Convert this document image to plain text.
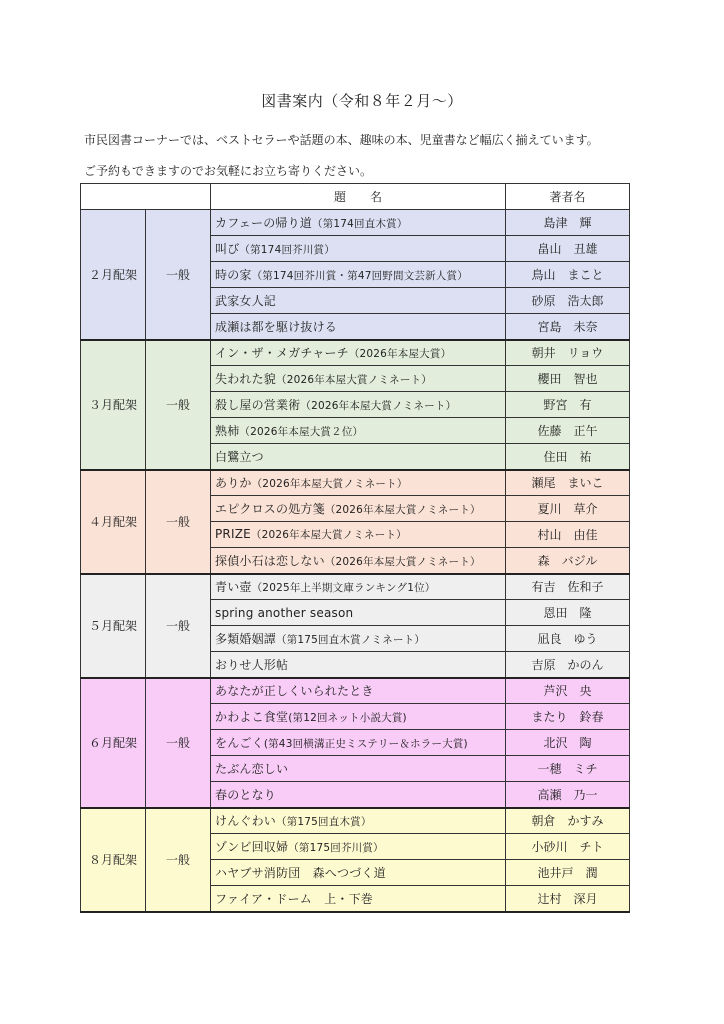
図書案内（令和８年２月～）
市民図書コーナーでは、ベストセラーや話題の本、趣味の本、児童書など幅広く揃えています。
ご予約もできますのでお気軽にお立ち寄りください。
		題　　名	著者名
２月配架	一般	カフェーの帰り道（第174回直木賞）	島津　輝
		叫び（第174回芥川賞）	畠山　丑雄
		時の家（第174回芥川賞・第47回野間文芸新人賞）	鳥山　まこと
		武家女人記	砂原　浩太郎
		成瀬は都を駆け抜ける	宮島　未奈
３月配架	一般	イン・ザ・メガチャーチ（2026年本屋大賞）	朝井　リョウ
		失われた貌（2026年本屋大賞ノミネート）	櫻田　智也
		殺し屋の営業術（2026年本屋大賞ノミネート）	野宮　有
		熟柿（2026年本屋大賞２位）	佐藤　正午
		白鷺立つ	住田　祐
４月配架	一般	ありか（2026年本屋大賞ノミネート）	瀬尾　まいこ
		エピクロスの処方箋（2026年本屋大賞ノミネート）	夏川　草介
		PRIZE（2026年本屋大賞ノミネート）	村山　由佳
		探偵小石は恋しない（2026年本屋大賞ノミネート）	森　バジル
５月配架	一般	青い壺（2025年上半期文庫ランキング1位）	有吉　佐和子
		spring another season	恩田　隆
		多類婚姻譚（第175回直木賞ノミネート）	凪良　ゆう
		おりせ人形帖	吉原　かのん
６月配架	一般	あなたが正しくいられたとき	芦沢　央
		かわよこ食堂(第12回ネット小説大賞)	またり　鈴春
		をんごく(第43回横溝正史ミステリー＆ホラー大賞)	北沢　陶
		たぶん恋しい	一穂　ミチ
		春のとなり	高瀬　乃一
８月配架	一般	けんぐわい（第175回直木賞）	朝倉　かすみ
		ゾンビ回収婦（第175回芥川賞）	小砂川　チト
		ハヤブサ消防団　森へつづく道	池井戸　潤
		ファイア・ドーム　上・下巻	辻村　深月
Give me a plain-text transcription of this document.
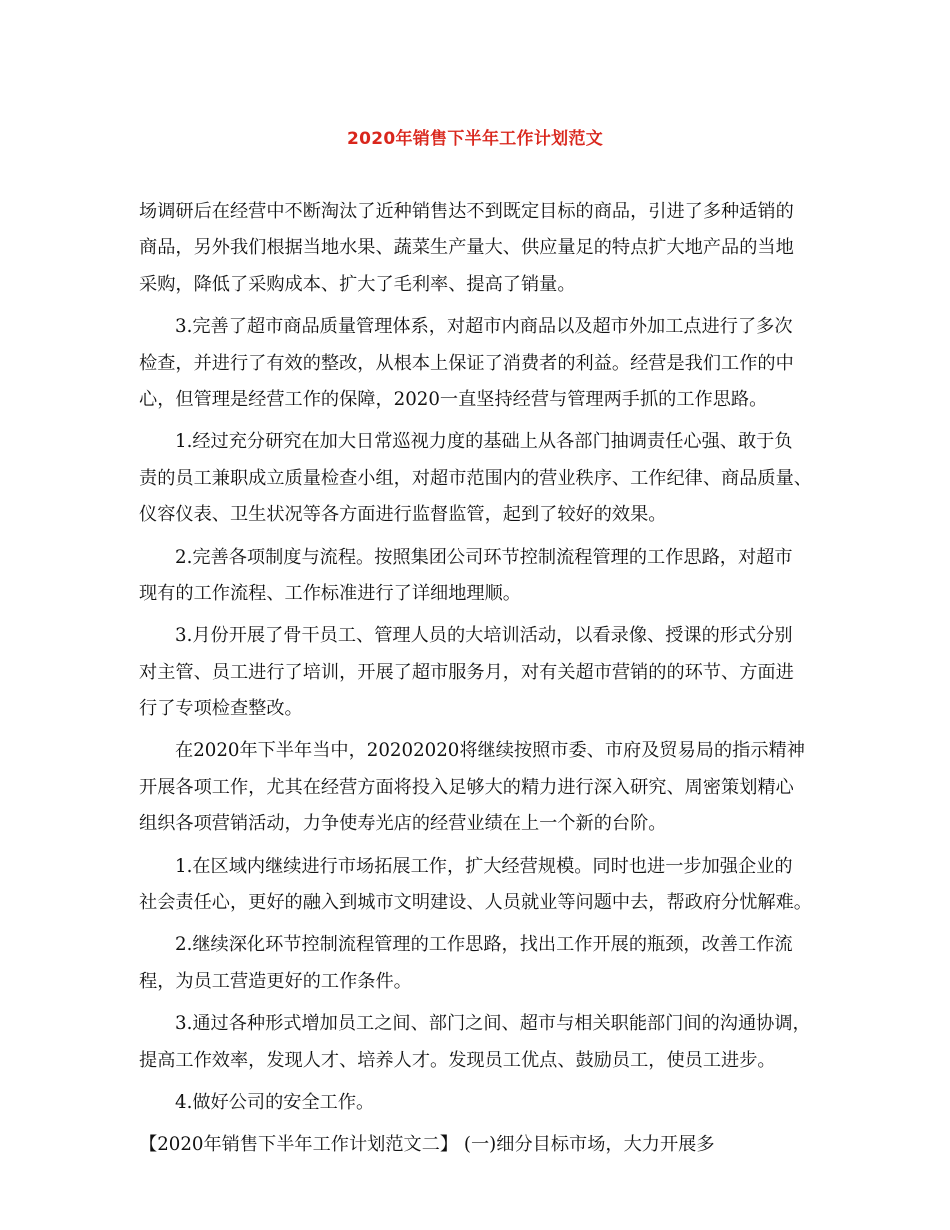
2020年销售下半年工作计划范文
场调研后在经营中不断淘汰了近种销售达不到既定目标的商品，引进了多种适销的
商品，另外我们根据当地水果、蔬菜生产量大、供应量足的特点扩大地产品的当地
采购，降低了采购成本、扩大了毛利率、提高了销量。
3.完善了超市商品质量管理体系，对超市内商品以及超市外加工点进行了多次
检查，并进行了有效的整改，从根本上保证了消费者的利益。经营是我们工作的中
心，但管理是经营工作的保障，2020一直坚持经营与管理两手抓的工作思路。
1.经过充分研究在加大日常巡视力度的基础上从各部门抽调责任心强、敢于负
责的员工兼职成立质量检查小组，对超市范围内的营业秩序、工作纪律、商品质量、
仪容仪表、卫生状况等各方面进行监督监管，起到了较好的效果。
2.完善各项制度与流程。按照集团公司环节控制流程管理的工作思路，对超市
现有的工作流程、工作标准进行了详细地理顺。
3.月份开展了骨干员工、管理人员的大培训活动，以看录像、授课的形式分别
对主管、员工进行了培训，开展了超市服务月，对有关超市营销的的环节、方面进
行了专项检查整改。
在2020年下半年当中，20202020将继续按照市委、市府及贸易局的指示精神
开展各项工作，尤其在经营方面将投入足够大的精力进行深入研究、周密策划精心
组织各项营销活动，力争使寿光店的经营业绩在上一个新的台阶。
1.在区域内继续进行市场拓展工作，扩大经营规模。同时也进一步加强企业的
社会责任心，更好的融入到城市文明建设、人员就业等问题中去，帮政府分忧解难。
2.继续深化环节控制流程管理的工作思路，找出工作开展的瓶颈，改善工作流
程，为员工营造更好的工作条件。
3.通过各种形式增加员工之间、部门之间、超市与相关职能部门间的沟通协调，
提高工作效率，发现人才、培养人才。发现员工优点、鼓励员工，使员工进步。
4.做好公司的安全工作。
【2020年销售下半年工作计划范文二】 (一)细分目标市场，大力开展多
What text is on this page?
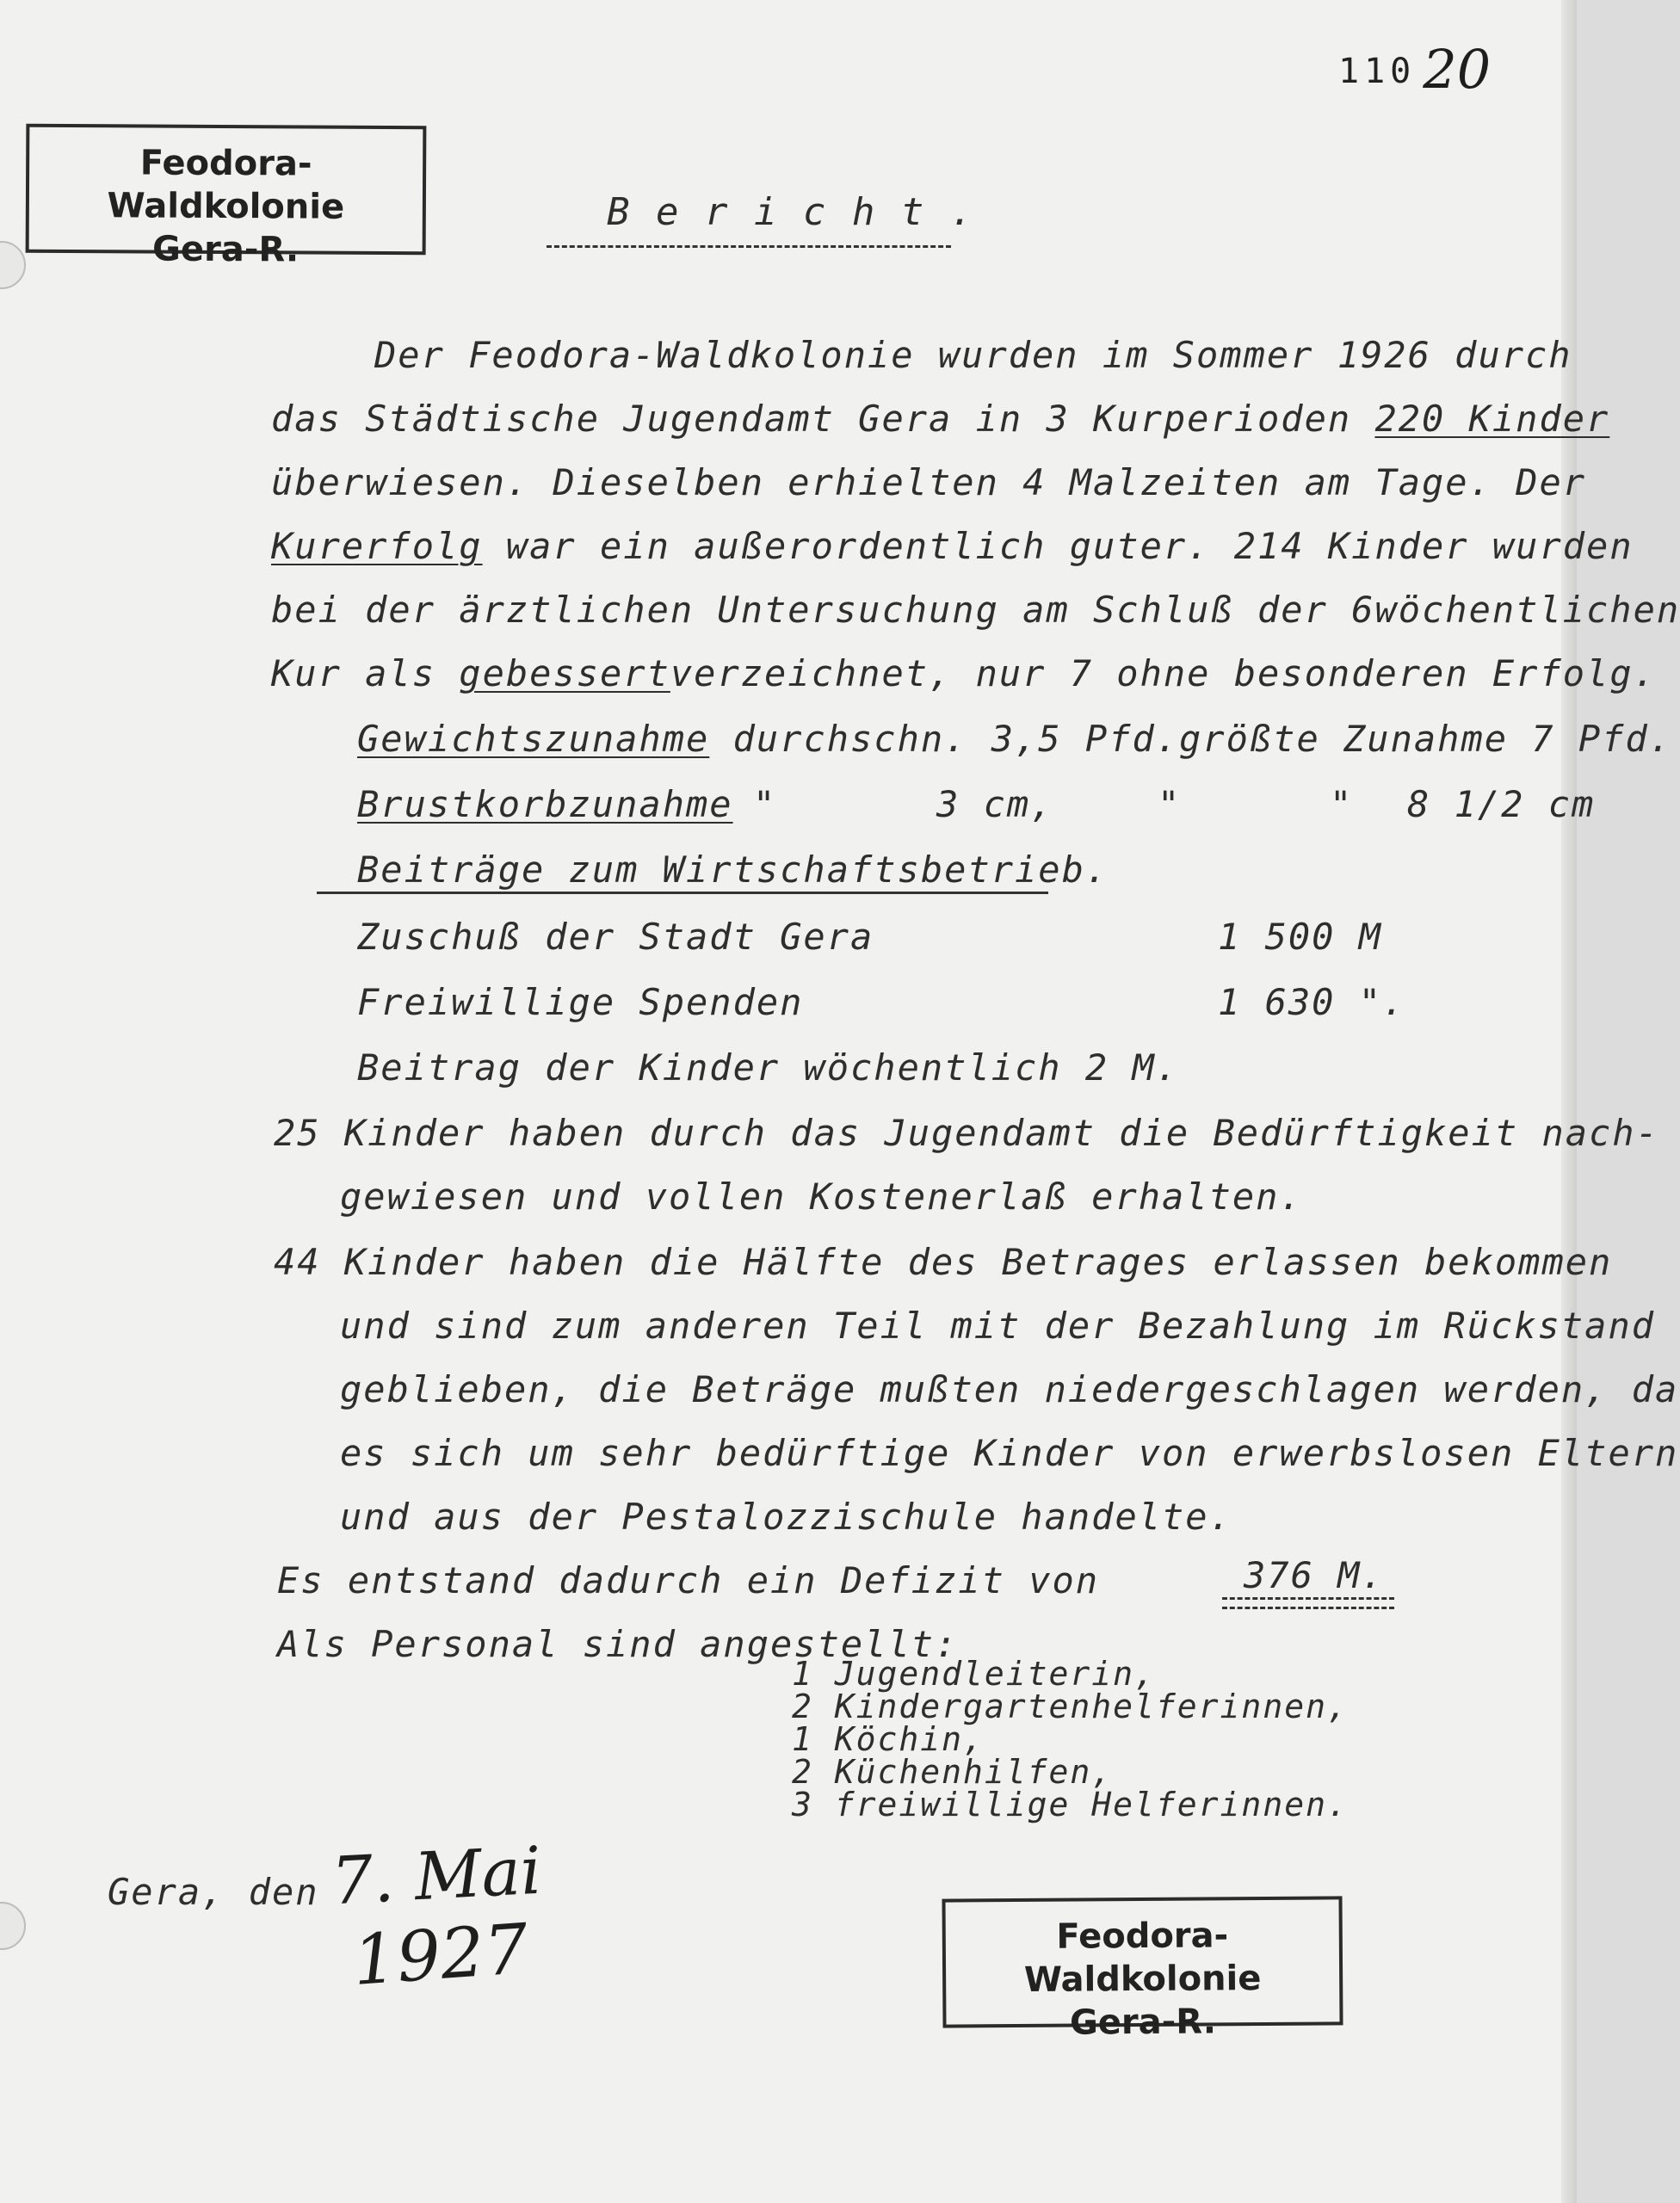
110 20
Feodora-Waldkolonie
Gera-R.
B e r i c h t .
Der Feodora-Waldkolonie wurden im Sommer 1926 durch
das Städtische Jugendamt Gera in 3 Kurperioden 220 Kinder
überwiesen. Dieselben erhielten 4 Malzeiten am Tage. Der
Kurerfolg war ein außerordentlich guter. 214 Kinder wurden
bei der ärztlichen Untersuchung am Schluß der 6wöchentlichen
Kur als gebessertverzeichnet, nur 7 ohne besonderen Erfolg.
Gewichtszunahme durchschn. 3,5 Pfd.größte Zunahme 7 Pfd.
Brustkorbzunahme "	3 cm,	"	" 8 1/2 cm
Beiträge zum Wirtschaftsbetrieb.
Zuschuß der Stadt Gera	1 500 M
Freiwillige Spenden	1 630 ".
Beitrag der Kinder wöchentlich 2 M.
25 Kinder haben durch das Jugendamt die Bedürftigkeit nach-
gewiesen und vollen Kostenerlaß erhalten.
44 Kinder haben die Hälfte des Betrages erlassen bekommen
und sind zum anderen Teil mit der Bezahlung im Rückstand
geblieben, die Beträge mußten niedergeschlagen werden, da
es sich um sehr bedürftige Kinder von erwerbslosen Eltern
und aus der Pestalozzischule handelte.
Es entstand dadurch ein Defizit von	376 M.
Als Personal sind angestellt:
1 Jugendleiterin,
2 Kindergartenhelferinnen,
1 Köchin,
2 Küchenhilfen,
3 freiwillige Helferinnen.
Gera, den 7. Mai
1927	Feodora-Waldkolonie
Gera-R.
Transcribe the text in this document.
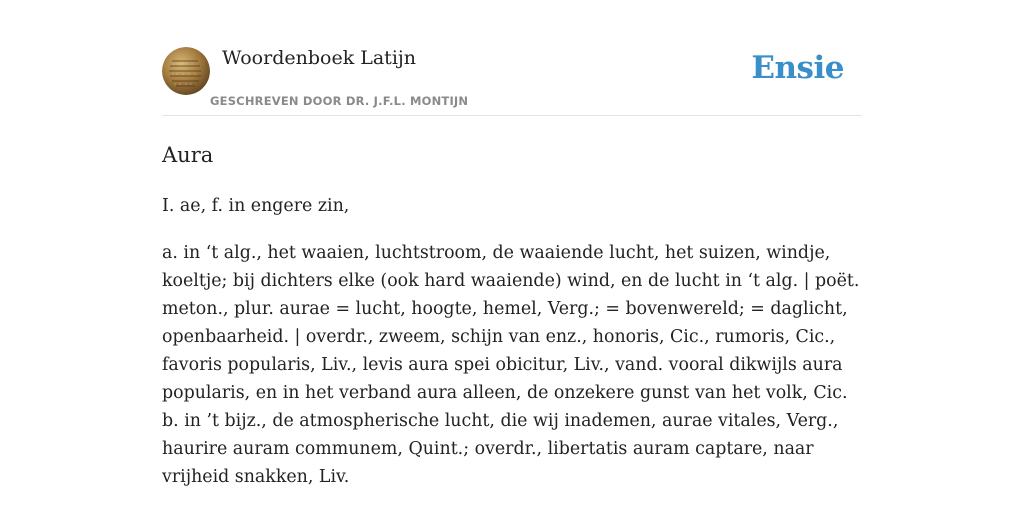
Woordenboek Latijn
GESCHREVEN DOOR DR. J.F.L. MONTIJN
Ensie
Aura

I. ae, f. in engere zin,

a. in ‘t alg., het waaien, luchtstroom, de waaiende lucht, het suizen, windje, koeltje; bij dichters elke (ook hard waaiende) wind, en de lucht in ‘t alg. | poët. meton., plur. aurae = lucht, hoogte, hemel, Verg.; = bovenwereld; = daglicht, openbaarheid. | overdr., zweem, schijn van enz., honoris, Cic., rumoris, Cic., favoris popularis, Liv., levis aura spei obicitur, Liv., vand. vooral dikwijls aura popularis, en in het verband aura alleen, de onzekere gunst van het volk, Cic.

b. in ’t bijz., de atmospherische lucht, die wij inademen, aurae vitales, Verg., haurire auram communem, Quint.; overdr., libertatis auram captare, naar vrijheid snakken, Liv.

§ **What you should do**: Reproduce the listing above from the line that contains "Transcribe the text in this document." through its final line, exactly and with nothing added. Omit the images.

§ **Written response**:
Transcribe the text in this document.
Woordenboek Latijn
GESCHREVEN DOOR DR. J.F.L. MONTIJN
Ensie
Aura

I. ae, f. in engere zin,

a. in ‘t alg., het waaien, luchtstroom, de waaiende lucht, het suizen, windje, koeltje; bij dichters elke (ook hard waaiende) wind, en de lucht in ‘t alg. | poët. meton., plur. aurae = lucht, hoogte, hemel, Verg.; = bovenwereld; = daglicht, openbaarheid. | overdr., zweem, schijn van enz., honoris, Cic., rumoris, Cic., favoris popularis, Liv., levis aura spei obicitur, Liv., vand. vooral dikwijls aura popularis, en in het verband aura alleen, de onzekere gunst van het volk, Cic.

b. in ’t bijz., de atmospherische lucht, die wij inademen, aurae vitales, Verg., haurire auram communem, Quint.; overdr., libertatis auram captare, naar vrijheid snakken, Liv.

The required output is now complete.